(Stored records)
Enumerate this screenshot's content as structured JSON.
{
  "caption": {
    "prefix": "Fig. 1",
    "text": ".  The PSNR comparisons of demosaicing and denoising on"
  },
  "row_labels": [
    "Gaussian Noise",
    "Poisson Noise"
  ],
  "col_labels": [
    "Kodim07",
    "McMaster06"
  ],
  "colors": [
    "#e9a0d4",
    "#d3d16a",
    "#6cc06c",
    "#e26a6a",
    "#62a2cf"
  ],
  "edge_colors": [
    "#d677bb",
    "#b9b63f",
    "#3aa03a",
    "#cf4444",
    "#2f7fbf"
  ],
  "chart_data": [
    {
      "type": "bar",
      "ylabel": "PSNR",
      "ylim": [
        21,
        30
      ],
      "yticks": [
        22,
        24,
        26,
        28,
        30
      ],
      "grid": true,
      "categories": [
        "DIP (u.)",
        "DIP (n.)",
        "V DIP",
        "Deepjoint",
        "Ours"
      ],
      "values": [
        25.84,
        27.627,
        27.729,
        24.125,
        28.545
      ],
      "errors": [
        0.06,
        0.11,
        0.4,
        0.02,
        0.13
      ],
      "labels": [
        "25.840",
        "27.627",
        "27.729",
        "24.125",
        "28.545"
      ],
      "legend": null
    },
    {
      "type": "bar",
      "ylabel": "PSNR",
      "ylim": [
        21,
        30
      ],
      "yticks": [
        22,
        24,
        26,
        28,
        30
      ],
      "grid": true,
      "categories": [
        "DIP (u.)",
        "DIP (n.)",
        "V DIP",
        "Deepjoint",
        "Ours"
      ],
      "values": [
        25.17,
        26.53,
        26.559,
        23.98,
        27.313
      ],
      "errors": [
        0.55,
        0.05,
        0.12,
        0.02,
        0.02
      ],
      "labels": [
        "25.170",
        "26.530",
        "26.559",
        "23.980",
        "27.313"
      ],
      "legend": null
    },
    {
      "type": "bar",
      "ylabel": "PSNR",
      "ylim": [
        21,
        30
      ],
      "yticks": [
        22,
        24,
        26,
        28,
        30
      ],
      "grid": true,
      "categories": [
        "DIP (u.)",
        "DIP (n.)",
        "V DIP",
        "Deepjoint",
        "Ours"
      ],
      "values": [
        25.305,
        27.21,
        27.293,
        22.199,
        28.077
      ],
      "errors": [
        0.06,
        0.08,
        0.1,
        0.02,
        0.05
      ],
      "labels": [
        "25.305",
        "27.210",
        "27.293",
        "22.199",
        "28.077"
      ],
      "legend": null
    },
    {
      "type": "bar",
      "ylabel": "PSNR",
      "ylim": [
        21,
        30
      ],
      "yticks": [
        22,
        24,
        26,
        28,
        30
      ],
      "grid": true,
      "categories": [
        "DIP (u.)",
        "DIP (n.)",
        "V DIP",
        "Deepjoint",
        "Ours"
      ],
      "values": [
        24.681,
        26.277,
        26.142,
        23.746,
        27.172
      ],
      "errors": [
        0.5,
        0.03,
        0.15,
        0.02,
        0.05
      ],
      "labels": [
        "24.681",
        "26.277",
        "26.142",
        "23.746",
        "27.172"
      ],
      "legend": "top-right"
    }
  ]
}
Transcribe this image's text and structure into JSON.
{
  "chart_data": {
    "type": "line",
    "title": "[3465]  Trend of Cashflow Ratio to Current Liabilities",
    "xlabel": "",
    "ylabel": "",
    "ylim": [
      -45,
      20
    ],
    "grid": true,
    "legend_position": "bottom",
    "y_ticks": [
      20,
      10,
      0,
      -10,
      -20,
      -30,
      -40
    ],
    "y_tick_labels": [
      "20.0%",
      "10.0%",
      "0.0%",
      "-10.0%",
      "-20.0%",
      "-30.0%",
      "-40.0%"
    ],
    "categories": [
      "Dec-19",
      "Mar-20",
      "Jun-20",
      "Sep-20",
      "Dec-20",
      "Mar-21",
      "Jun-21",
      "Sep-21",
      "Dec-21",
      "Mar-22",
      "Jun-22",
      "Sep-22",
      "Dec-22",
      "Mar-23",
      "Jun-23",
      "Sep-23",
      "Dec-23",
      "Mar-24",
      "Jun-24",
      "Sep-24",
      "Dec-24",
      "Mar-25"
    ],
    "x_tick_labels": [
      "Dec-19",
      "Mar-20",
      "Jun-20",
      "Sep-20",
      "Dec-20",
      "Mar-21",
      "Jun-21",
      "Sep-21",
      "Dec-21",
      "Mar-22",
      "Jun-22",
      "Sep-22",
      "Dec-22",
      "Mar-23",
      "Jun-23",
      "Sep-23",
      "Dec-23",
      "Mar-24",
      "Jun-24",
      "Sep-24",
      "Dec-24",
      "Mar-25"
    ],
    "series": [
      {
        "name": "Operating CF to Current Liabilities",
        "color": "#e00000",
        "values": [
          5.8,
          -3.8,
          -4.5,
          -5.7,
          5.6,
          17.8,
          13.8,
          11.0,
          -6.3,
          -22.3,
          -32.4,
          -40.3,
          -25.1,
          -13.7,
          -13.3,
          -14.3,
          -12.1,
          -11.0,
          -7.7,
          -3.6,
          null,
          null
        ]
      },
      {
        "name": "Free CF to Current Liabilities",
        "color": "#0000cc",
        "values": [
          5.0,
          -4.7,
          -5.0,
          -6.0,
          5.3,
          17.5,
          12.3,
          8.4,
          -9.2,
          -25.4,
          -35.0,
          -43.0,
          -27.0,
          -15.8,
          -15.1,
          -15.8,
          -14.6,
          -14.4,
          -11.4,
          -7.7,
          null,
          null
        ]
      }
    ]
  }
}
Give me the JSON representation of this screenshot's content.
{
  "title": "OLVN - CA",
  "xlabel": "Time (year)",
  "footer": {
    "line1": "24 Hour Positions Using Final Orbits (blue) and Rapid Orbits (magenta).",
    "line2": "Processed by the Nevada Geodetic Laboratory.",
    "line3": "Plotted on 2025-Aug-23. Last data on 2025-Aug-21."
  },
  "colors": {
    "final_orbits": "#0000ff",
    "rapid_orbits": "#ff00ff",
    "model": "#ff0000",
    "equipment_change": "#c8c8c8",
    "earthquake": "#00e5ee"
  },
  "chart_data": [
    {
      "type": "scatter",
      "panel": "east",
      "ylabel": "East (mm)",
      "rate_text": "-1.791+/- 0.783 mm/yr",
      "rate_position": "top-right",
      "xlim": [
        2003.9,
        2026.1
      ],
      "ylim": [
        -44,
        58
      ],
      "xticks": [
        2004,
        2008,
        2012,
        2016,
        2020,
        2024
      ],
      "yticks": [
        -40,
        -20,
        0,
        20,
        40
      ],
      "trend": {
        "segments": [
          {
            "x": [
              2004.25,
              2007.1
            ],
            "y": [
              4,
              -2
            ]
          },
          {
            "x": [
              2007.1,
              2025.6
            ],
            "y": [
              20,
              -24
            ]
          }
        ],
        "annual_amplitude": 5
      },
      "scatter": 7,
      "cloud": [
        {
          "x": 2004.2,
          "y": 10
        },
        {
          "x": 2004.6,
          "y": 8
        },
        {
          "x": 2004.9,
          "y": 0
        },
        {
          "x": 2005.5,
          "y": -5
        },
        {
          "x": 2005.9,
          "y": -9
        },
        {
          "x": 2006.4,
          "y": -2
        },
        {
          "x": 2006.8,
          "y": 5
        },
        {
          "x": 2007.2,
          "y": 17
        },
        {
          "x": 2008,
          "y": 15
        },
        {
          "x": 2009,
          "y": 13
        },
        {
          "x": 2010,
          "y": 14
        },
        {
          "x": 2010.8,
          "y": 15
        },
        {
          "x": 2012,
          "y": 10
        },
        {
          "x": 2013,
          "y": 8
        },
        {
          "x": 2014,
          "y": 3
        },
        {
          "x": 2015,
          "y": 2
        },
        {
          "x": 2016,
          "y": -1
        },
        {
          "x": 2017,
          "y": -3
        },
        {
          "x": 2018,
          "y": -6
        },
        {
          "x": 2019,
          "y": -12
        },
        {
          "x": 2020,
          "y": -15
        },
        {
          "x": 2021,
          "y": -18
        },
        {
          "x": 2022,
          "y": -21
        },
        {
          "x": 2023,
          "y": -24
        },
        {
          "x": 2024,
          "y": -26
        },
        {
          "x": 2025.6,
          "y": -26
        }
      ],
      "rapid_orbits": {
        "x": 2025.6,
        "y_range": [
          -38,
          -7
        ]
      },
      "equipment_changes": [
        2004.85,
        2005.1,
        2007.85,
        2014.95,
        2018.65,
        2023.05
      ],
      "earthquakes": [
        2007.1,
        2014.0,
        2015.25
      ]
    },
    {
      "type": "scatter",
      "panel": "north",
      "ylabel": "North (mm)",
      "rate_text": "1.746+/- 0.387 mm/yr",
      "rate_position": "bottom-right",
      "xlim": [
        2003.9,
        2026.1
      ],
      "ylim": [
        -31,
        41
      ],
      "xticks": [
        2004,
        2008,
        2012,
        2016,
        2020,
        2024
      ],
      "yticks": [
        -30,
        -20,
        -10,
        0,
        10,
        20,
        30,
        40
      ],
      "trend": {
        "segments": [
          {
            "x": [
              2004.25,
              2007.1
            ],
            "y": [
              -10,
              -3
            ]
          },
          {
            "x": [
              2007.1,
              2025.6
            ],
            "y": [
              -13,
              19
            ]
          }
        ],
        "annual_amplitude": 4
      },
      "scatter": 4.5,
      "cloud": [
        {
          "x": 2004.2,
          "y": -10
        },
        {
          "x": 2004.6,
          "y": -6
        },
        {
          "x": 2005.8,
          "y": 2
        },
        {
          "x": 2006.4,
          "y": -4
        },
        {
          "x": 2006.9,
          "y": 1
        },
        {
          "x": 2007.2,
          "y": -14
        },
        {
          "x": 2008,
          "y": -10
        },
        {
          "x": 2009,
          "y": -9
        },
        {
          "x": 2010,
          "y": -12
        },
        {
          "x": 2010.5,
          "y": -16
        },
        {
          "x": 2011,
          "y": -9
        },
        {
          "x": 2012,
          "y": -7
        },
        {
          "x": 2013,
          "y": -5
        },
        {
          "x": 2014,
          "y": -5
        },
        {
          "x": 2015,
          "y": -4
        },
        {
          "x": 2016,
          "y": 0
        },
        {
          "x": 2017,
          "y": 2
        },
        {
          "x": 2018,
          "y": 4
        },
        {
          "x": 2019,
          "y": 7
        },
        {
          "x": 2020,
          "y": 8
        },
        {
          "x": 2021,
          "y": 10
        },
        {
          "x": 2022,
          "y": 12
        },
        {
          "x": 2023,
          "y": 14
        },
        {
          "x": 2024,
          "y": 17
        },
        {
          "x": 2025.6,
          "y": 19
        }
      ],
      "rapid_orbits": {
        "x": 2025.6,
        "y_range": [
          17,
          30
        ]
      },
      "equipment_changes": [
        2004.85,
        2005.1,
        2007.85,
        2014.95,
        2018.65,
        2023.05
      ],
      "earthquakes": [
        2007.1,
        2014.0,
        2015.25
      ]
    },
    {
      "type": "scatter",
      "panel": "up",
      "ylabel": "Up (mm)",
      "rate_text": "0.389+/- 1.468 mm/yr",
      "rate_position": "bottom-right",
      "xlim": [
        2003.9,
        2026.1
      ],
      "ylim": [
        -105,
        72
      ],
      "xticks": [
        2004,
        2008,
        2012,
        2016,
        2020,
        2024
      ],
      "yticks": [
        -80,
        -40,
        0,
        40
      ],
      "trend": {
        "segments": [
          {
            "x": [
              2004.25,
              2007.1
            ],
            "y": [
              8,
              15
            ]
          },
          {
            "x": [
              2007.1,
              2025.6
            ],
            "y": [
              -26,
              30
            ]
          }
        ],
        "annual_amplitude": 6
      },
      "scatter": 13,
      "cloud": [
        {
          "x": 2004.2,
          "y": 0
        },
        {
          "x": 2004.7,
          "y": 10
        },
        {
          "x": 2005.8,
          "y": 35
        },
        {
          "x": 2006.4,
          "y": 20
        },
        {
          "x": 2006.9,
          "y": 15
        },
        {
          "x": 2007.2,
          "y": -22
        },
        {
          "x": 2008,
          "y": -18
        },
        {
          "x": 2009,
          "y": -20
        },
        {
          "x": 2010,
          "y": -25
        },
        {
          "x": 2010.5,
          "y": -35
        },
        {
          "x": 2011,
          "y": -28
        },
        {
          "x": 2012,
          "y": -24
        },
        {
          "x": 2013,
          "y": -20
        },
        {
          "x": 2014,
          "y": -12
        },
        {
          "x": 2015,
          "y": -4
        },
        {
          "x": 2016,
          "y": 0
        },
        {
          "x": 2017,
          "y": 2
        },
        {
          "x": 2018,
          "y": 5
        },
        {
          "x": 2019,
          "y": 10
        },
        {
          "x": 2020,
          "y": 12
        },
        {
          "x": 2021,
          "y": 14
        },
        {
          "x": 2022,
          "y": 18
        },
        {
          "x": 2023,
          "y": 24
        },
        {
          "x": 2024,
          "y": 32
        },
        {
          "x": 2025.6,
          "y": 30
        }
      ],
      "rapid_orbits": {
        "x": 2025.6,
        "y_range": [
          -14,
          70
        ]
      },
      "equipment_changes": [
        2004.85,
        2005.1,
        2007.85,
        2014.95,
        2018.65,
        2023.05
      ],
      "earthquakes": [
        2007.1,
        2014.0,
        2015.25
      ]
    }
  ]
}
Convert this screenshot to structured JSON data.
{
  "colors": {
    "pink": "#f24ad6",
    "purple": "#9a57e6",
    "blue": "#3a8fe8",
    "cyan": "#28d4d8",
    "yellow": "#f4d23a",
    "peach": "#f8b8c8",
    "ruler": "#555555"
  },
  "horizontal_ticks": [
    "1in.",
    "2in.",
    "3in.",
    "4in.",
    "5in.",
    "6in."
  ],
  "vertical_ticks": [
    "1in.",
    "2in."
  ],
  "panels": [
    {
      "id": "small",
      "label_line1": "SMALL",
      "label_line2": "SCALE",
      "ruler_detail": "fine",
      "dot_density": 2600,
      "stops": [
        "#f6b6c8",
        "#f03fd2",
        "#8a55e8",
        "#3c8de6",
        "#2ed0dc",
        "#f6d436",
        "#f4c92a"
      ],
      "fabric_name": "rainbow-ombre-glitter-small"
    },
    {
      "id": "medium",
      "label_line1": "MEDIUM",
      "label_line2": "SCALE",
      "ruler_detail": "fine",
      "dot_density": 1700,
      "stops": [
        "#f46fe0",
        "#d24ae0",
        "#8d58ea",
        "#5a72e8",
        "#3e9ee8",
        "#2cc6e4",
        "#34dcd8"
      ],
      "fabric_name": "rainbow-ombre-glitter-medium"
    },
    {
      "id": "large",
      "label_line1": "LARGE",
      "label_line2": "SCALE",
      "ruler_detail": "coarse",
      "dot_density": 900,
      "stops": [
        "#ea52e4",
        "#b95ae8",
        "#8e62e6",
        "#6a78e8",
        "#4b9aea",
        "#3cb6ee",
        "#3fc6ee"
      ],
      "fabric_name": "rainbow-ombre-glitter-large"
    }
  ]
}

### Your task
List every line above that holds the word "glitter".

### Result of this exercise
      "fabric_name": "rainbow-ombre-glitter-small"
      "fabric_name": "rainbow-ombre-glitter-medium"
      "fabric_name": "rainbow-ombre-glitter-large"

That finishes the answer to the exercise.